# [Written problem]
Repeat the full listing, word for word.

=====

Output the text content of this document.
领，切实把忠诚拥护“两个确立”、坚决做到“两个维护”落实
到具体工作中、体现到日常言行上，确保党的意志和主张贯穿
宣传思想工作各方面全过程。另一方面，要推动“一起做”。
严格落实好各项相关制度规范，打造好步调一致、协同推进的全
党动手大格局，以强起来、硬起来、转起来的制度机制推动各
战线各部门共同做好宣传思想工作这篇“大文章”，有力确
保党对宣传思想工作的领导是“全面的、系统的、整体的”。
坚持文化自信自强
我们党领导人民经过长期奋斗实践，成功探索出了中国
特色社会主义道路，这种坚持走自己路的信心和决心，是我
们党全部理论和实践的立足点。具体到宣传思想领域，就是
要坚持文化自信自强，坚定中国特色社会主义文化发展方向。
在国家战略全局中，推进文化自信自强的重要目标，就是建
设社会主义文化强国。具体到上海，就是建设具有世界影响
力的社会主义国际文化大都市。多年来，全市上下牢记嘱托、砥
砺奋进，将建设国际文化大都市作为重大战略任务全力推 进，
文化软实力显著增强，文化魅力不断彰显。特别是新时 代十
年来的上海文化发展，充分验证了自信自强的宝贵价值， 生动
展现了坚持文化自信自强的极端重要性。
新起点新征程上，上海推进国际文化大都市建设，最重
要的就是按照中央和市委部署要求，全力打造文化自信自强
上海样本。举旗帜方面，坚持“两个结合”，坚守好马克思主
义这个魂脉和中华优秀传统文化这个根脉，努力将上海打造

=====

# [Reply to the task]
Output the text content of this document.
领，切实把忠诚拥护“两个确立”、坚决做到“两个维护”落实
到具体工作中、体现到日常言行上，确保党的意志和主张贯穿
宣传思想工作各方面全过程。另一方面，要推动“一起做”。
严格落实好各项相关制度规范，打造好步调一致、协同推进的全
党动手大格局，以强起来、硬起来、转起来的制度机制推动各
战线各部门共同做好宣传思想工作这篇“大文章”，有力确
保党对宣传思想工作的领导是“全面的、系统的、整体的”。
坚持文化自信自强
我们党领导人民经过长期奋斗实践，成功探索出了中国
特色社会主义道路，这种坚持走自己路的信心和决心，是我
们党全部理论和实践的立足点。具体到宣传思想领域，就是
要坚持文化自信自强，坚定中国特色社会主义文化发展方向。
在国家战略全局中，推进文化自信自强的重要目标，就是建
设社会主义文化强国。具体到上海，就是建设具有世界影响
力的社会主义国际文化大都市。多年来，全市上下牢记嘱托、砥
砺奋进，将建设国际文化大都市作为重大战略任务全力推 进，
文化软实力显著增强，文化魅力不断彰显。特别是新时 代十
年来的上海文化发展，充分验证了自信自强的宝贵价值， 生动
展现了坚持文化自信自强的极端重要性。
新起点新征程上，上海推进国际文化大都市建设，最重
要的就是按照中央和市委部署要求，全力打造文化自信自强
上海样本。举旗帜方面，坚持“两个结合”，坚守好马克思主
义这个魂脉和中华优秀传统文化这个根脉，努力将上海打造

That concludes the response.